Items from a dataset
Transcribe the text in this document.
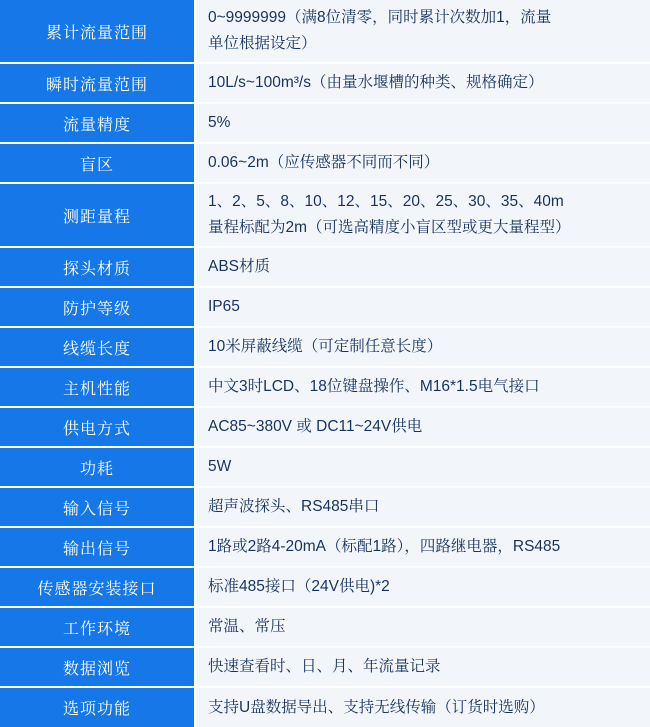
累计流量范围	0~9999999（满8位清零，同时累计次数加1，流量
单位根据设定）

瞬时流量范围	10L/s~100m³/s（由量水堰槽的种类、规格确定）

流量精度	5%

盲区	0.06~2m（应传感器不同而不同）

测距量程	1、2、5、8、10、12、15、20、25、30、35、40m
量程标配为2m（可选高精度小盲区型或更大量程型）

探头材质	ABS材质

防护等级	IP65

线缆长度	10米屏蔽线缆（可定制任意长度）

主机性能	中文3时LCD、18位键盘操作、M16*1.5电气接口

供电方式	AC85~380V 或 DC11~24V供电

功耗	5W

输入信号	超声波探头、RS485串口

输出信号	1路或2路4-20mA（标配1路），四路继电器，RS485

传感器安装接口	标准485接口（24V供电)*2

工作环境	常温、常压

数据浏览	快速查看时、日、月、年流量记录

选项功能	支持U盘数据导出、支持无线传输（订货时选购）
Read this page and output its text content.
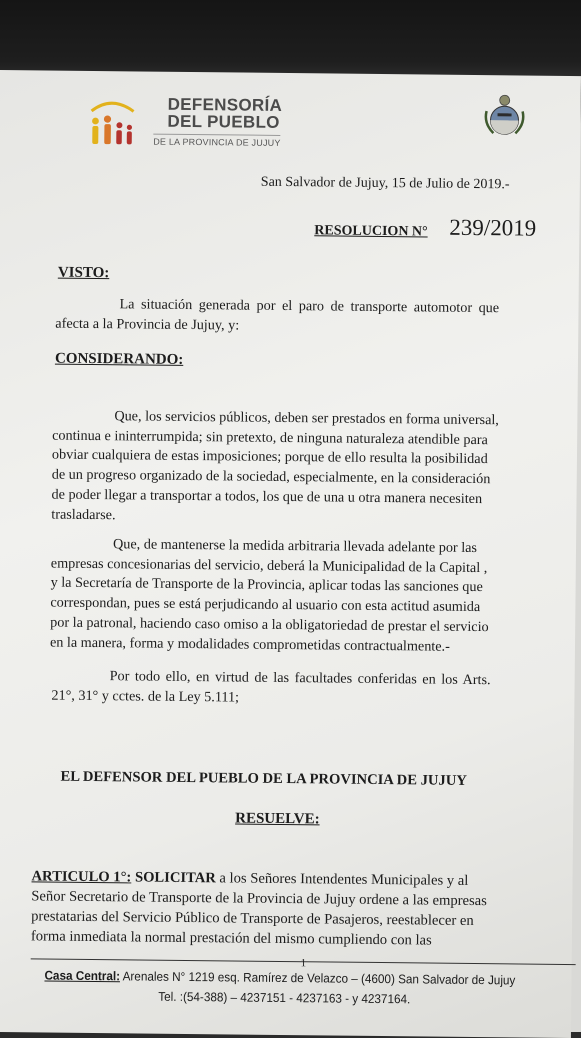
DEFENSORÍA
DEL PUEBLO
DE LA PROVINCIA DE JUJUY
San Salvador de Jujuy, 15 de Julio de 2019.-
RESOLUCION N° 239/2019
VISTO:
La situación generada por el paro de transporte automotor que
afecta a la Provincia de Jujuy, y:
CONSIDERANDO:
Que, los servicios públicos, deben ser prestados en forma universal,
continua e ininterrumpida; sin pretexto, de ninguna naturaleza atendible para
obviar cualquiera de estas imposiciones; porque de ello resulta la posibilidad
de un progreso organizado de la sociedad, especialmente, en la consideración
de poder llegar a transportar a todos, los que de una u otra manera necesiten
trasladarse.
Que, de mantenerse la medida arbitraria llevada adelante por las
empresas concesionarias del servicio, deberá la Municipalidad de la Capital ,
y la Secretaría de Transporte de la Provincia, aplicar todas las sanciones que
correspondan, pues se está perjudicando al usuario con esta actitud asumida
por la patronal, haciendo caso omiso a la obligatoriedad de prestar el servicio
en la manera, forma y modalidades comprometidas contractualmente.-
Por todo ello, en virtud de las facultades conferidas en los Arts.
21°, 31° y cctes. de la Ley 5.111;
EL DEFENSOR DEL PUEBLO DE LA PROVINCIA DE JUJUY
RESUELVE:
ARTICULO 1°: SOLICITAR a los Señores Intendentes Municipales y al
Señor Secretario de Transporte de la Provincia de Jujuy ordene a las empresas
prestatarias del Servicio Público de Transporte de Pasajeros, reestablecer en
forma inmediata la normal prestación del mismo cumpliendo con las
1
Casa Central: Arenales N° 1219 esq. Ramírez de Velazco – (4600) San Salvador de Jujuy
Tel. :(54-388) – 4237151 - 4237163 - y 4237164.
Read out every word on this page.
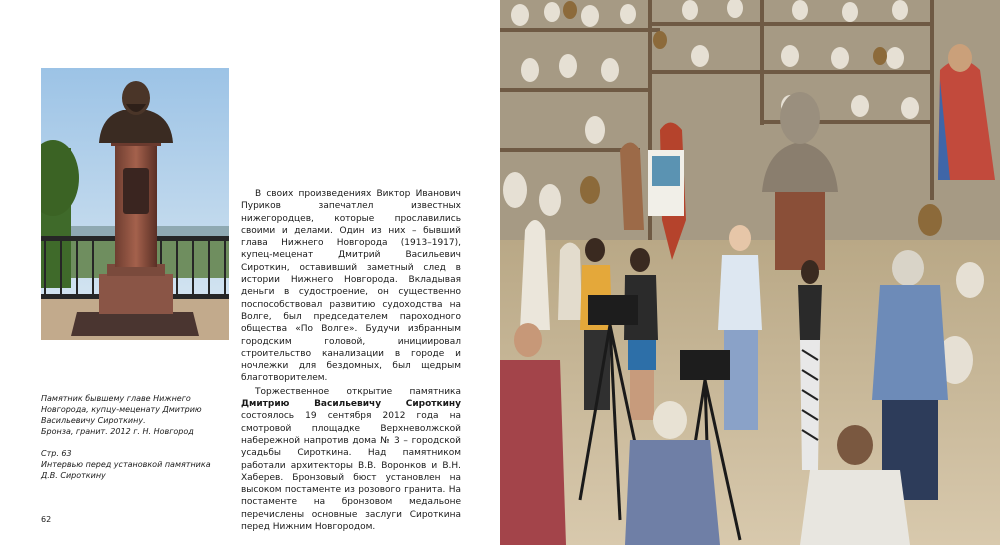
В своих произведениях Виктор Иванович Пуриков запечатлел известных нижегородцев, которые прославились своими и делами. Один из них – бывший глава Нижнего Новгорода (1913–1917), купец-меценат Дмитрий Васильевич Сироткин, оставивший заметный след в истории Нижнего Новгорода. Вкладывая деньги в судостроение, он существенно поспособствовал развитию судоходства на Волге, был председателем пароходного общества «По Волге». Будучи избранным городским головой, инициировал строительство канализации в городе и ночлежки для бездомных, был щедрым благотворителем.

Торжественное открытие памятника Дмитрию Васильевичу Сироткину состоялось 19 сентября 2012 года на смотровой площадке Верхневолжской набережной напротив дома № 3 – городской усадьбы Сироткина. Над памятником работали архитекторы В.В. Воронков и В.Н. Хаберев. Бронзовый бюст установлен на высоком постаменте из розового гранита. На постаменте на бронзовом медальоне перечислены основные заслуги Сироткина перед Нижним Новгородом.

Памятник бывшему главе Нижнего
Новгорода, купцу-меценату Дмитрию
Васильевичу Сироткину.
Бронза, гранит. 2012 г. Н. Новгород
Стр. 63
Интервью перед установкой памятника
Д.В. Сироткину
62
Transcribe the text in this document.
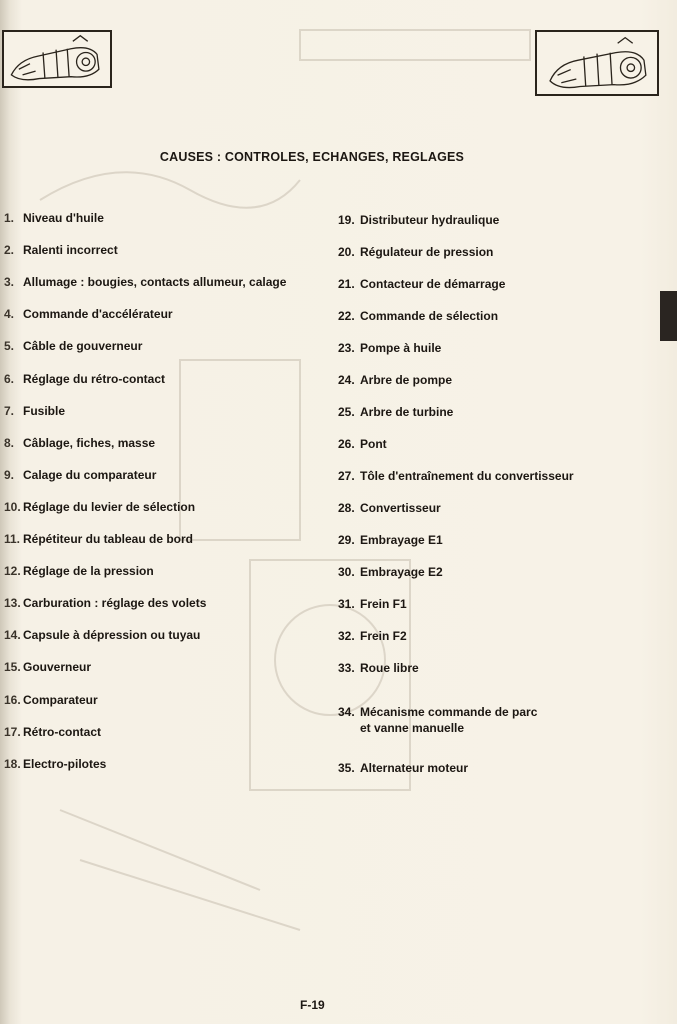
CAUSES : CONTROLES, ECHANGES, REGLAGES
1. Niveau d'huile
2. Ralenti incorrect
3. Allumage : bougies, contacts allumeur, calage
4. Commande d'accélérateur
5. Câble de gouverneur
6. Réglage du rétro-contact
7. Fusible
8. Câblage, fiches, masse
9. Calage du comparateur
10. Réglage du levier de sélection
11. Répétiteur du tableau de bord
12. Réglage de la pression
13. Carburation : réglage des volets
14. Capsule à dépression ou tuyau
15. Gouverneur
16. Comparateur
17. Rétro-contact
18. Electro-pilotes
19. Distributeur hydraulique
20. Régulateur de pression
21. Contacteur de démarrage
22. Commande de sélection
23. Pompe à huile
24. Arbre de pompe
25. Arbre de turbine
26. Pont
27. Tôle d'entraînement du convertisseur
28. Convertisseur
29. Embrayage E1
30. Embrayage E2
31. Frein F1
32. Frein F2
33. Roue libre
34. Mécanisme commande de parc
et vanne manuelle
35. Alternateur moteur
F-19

• OBJECTIVE
Locate the word "Васильевичу" in the records above, and return each line that has it.

• CORRECT RESPONSE
Торжественное открытие памятника Дмитрию Васильевичу Сироткину состоялось 19 сентября 2012 года на смотровой площадке Верхневолжской набережной напротив дома № 3 – городской усадьбы Сироткина. Над памятником работали архитекторы В.В. Воронков и В.Н. Хаберев. Бронзовый бюст установлен на высоком постаменте из розового гранита. На постаменте на бронзовом медальоне перечислены основные заслуги Сироткина перед Нижним Новгородом.
Васильевичу Сироткину.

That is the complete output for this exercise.